--- WORK INSTRUCTIONS ---
Would you output the lines from the one with "Transcribe the text in this document." through the last line of the material below, exactly, but without pictures?

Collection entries
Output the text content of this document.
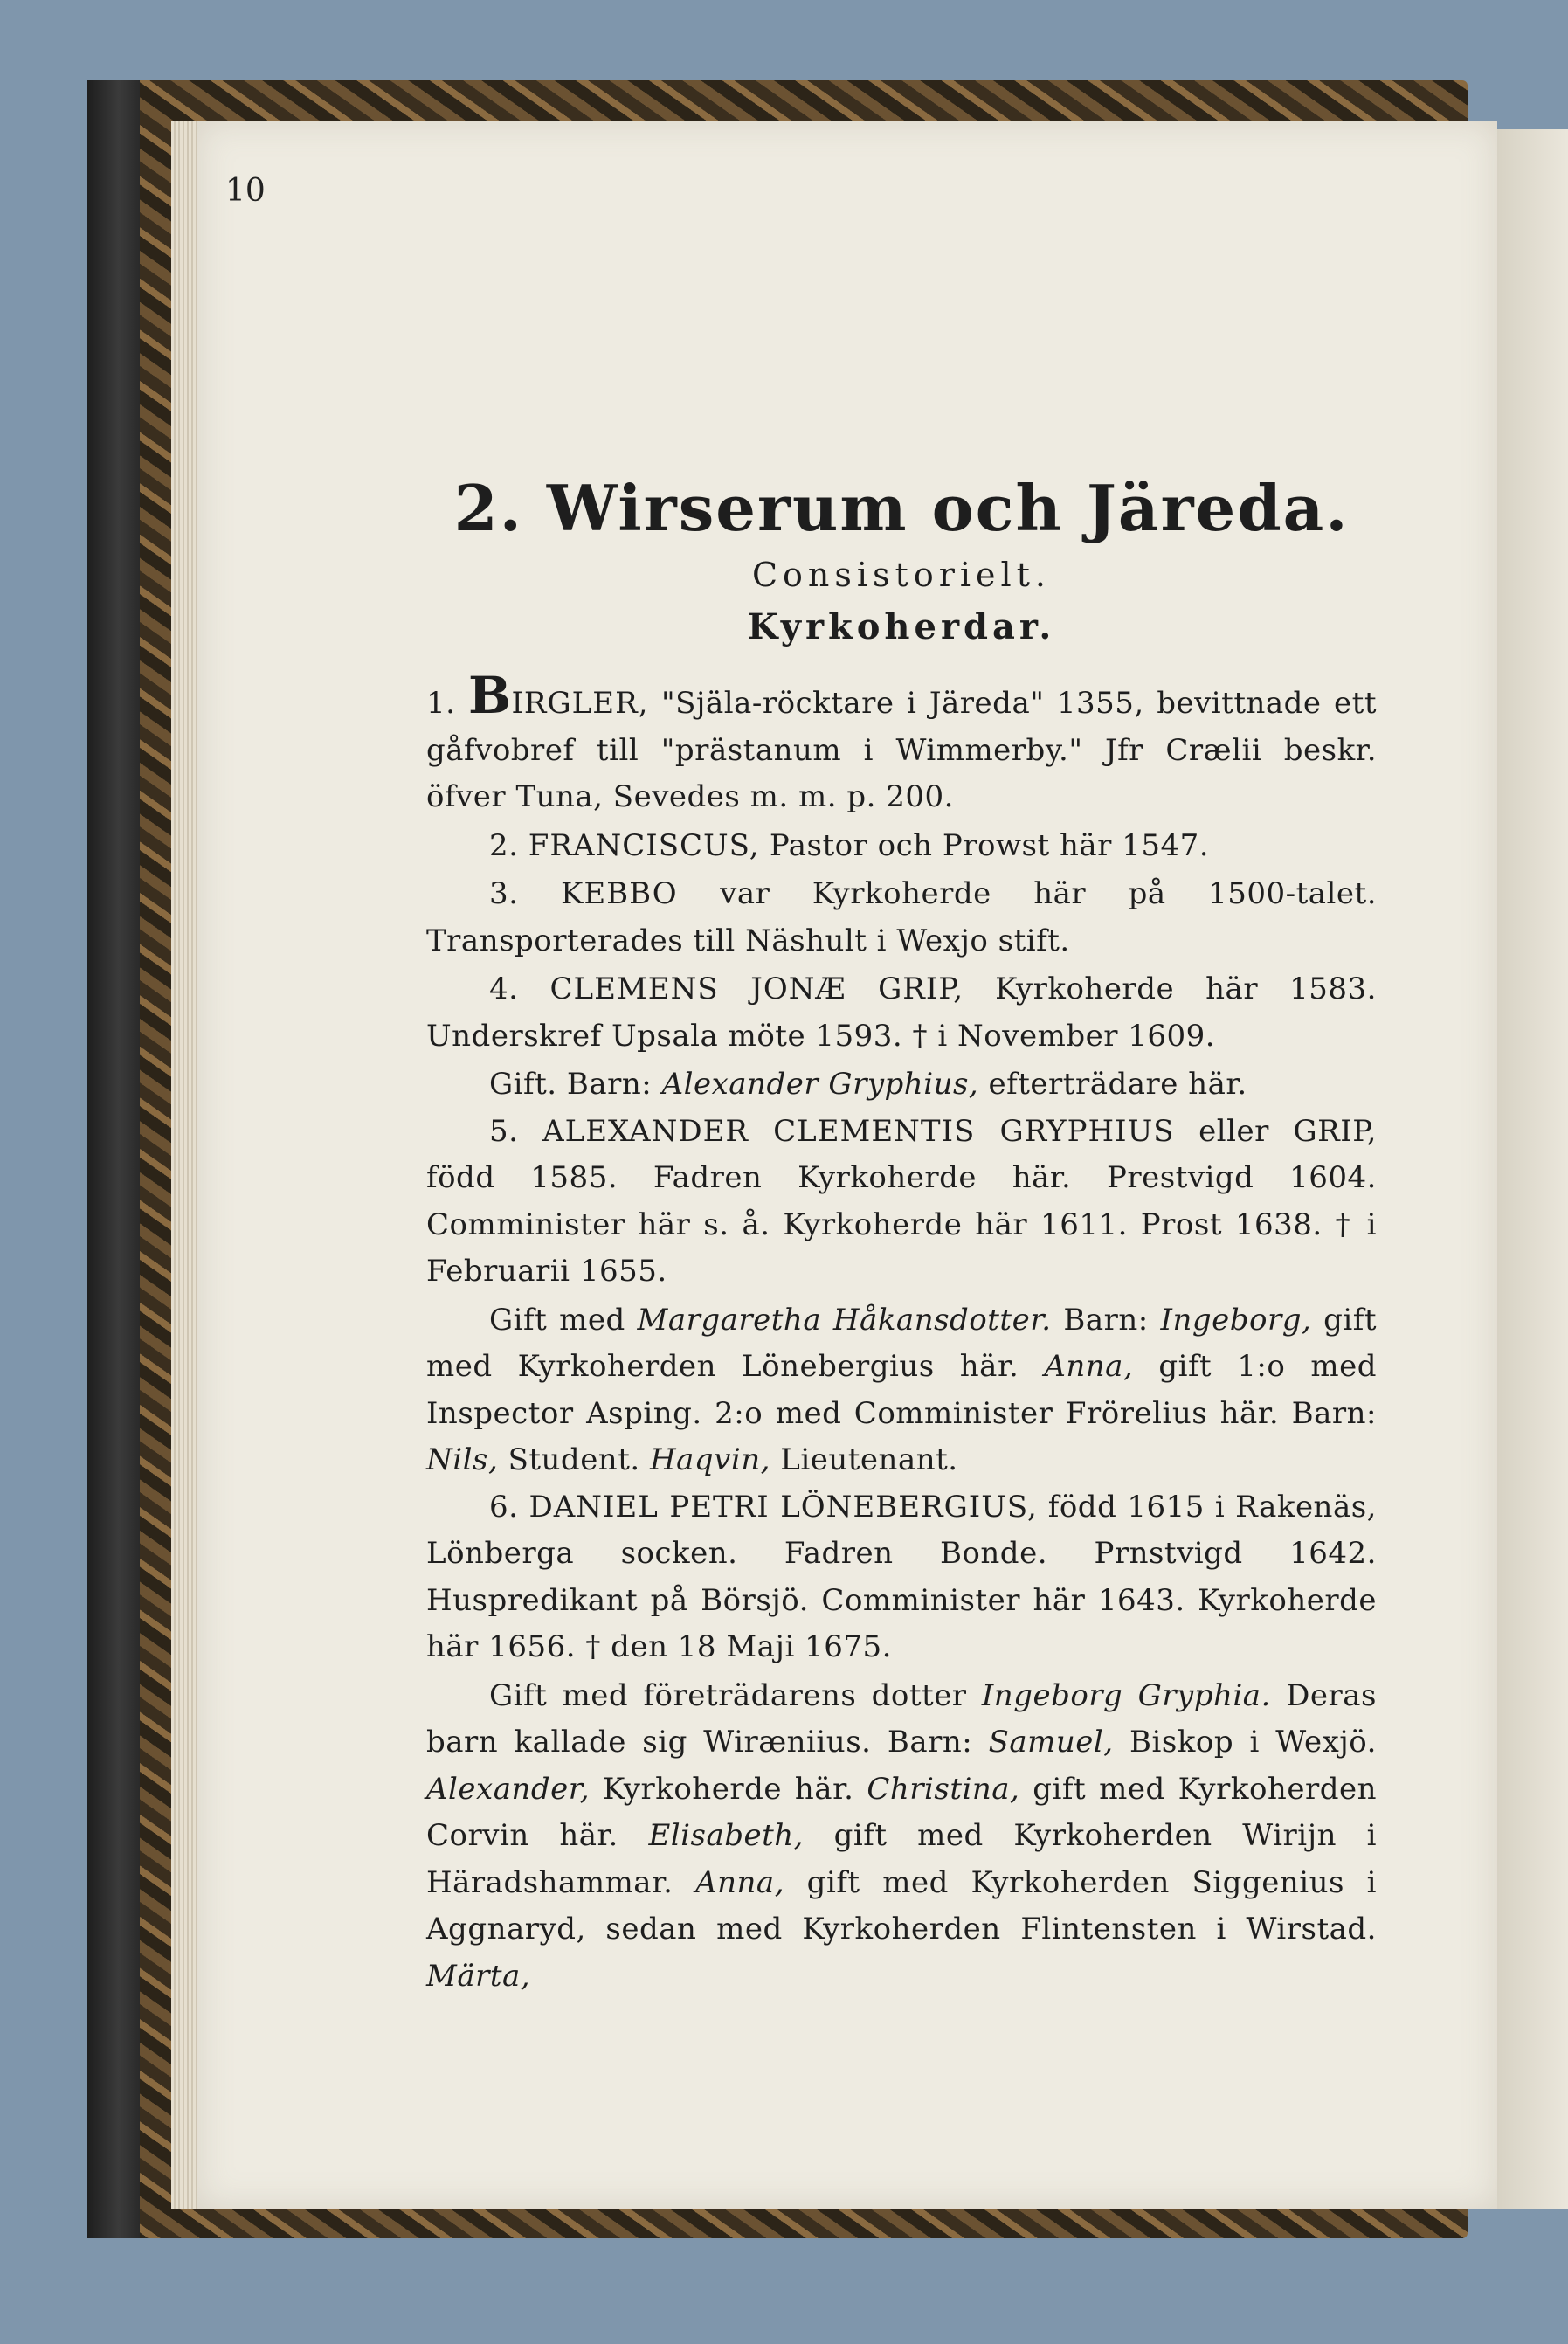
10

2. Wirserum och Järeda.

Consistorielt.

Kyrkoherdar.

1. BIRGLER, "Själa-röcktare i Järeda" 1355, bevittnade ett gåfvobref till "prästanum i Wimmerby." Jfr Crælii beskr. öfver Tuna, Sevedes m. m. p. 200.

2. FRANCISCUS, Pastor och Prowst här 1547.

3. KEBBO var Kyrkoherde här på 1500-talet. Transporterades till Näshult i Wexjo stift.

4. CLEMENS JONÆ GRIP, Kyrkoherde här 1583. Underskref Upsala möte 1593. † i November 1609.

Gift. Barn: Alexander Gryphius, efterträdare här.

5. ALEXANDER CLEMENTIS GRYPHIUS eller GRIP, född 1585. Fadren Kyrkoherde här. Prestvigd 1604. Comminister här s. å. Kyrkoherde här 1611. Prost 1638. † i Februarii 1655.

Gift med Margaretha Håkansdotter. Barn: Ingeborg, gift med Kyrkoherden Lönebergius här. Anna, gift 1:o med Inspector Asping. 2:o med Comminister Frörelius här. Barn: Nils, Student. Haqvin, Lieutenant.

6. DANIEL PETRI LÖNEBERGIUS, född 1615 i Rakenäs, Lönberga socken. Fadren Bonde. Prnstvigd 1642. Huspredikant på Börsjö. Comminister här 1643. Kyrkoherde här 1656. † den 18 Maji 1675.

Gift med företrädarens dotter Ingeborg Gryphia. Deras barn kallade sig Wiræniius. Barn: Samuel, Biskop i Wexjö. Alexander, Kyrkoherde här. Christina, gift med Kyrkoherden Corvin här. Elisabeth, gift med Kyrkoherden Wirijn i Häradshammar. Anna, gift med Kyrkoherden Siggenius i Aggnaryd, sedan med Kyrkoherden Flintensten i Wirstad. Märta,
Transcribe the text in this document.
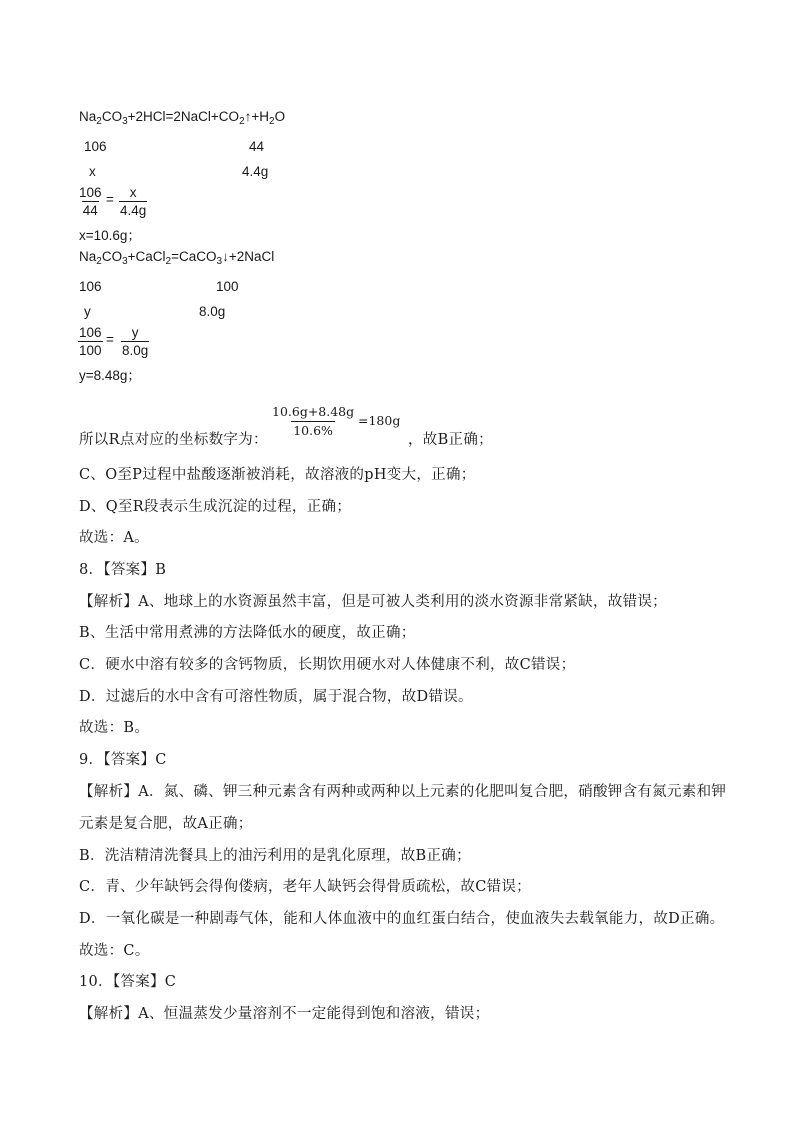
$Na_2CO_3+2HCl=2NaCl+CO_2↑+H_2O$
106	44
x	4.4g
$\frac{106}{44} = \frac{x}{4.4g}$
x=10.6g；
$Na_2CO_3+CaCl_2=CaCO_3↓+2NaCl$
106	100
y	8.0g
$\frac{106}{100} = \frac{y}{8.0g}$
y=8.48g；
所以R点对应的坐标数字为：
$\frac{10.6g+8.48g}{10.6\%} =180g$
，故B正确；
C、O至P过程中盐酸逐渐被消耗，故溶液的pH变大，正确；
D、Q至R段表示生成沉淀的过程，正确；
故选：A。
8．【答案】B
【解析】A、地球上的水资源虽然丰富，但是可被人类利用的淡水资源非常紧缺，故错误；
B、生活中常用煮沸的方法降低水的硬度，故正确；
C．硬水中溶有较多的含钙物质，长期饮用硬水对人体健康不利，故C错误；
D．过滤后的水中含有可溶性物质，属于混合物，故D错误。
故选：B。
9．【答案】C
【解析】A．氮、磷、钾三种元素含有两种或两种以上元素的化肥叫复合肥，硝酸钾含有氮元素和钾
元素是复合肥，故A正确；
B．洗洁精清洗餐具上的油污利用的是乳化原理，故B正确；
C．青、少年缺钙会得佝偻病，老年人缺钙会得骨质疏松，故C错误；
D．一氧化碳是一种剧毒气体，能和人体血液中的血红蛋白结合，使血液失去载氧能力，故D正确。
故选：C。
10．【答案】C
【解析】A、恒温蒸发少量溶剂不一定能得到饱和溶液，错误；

--- WRITTEN RESPONSE ---
Transcribe the text in this document.
$Na_2CO_3+2HCl=2NaCl+CO_2↑+H_2O$
106	44
x	4.4g
$\frac{106}{44} = \frac{x}{4.4g}$
x=10.6g；
$Na_2CO_3+CaCl_2=CaCO_3↓+2NaCl$
106	100
y	8.0g
$\frac{106}{100} = \frac{y}{8.0g}$
y=8.48g；
所以R点对应的坐标数字为：
$\frac{10.6g+8.48g}{10.6\%} =180g$
，故B正确；
C、O至P过程中盐酸逐渐被消耗，故溶液的pH变大，正确；
D、Q至R段表示生成沉淀的过程，正确；
故选：A。
8．【答案】B
【解析】A、地球上的水资源虽然丰富，但是可被人类利用的淡水资源非常紧缺，故错误；
B、生活中常用煮沸的方法降低水的硬度，故正确；
C．硬水中溶有较多的含钙物质，长期饮用硬水对人体健康不利，故C错误；
D．过滤后的水中含有可溶性物质，属于混合物，故D错误。
故选：B。
9．【答案】C
【解析】A．氮、磷、钾三种元素含有两种或两种以上元素的化肥叫复合肥，硝酸钾含有氮元素和钾
元素是复合肥，故A正确；
B．洗洁精清洗餐具上的油污利用的是乳化原理，故B正确；
C．青、少年缺钙会得佝偻病，老年人缺钙会得骨质疏松，故C错误；
D．一氧化碳是一种剧毒气体，能和人体血液中的血红蛋白结合，使血液失去载氧能力，故D正确。
故选：C。
10．【答案】C
【解析】A、恒温蒸发少量溶剂不一定能得到饱和溶液，错误；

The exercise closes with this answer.